Exercise goal:
In the items from the line with "Extract all elements" to the line with "source-header-c: C bbox=[222, 139, 246, 176]", substitute "emphasis" for each occurrence of "highlight" and write those lines out again with nothing else altered.

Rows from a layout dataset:
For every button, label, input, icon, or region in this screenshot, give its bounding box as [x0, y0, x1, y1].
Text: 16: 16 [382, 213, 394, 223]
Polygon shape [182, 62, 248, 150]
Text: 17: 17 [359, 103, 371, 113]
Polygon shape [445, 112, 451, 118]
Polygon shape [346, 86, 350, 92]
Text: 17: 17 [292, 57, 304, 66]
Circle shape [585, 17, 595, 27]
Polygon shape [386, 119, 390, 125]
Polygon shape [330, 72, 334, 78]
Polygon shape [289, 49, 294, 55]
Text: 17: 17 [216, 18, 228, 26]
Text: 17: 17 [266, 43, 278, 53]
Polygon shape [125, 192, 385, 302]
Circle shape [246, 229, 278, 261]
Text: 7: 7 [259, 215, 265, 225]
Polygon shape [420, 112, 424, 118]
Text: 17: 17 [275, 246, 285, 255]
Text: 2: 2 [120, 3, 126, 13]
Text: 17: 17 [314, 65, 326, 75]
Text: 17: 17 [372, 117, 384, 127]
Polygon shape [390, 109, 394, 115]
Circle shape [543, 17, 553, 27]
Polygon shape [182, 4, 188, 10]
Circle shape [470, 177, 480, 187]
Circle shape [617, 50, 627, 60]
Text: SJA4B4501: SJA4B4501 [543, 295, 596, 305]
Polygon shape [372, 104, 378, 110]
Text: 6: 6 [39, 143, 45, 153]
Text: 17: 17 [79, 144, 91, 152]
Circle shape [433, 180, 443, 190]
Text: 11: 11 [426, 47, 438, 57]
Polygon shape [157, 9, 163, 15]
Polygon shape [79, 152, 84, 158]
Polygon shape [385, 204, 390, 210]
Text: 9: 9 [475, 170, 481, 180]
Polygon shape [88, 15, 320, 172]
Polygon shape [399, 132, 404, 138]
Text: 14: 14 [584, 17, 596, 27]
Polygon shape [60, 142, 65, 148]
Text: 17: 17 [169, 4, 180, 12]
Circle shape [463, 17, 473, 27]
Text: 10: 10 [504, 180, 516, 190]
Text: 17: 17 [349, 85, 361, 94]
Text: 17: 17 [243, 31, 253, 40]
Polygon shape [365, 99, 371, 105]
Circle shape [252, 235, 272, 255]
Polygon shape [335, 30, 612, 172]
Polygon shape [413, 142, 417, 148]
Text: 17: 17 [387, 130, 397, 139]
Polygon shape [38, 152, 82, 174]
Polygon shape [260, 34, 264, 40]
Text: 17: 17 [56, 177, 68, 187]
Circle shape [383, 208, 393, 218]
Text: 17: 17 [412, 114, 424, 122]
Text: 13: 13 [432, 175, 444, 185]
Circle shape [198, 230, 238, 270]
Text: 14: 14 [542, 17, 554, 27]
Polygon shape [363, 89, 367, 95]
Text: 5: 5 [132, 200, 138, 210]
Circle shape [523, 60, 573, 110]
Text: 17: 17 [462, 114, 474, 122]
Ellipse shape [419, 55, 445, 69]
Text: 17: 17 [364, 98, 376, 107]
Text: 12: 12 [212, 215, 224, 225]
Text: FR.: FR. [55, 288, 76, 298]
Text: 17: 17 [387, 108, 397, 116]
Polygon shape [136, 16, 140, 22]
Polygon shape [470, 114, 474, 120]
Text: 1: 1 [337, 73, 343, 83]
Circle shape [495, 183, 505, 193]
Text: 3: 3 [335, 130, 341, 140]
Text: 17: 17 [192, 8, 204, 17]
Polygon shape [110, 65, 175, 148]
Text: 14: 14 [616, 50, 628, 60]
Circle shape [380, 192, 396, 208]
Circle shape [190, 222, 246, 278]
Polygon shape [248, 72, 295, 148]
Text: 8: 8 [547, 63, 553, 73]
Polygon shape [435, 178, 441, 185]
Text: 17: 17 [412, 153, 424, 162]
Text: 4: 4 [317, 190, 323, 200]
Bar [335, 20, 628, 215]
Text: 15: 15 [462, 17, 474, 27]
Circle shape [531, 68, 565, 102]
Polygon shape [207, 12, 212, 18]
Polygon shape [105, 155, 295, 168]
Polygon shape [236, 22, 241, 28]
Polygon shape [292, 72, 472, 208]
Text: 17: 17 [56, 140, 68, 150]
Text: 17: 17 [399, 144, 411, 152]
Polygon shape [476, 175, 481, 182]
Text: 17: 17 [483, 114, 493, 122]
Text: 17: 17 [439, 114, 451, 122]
---
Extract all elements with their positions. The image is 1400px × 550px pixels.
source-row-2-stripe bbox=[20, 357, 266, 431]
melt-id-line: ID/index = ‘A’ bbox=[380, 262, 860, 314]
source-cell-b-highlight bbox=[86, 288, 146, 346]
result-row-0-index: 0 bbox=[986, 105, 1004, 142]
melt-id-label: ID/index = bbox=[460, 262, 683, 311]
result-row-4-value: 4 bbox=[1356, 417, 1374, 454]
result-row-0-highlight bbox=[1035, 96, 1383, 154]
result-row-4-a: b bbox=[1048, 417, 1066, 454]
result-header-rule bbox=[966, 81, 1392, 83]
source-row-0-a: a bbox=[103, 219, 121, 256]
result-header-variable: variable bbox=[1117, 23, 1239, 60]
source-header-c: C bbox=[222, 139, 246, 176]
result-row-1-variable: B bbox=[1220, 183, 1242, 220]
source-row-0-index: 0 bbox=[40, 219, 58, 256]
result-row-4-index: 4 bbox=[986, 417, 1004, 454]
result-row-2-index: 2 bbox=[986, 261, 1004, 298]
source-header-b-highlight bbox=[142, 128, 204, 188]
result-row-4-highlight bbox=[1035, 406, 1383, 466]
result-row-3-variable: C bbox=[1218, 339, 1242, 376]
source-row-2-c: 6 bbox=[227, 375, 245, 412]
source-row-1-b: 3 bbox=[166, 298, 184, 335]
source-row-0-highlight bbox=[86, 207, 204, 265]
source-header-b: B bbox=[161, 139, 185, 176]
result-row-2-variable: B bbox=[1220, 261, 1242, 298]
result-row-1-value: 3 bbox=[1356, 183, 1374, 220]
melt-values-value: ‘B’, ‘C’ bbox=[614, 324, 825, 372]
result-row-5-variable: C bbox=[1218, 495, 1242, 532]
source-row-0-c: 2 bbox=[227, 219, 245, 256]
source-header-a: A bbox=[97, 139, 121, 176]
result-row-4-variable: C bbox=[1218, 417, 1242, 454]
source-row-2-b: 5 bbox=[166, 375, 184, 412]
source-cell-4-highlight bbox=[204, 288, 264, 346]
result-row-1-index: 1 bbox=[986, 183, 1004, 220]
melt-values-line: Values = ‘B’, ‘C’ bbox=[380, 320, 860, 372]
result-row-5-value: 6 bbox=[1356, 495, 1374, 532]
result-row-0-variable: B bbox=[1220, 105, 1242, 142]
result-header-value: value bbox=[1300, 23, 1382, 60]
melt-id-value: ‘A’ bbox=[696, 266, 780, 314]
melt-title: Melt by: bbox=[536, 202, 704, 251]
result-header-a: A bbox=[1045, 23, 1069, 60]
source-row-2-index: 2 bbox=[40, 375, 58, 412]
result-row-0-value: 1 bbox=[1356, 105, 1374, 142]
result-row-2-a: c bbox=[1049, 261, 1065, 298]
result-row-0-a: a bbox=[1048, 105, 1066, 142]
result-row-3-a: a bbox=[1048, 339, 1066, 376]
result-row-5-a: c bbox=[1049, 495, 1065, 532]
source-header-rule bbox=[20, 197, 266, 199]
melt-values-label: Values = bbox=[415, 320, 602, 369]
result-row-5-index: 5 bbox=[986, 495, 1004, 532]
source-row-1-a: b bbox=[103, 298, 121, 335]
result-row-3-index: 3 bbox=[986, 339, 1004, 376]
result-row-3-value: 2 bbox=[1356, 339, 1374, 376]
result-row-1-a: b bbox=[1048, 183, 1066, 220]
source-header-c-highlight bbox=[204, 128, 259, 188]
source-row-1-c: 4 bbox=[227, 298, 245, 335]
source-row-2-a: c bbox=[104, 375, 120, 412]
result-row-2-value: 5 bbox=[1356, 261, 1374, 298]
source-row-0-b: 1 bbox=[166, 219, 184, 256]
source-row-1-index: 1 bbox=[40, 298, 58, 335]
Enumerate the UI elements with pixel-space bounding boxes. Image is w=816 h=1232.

Final answer:
Extract all elements with their positions. The image is 1400px × 550px pixels.
source-row-2-stripe bbox=[20, 357, 266, 431]
melt-id-line: ID/index = ‘A’ bbox=[380, 262, 860, 314]
source-cell-b-emphasis bbox=[86, 288, 146, 346]
result-row-0-index: 0 bbox=[986, 105, 1004, 142]
melt-id-label: ID/index = bbox=[460, 262, 683, 311]
result-row-4-value: 4 bbox=[1356, 417, 1374, 454]
result-row-0-emphasis bbox=[1035, 96, 1383, 154]
result-row-4-a: b bbox=[1048, 417, 1066, 454]
result-header-rule bbox=[966, 81, 1392, 83]
source-row-0-a: a bbox=[103, 219, 121, 256]
result-header-variable: variable bbox=[1117, 23, 1239, 60]
source-header-c: C bbox=[222, 139, 246, 176]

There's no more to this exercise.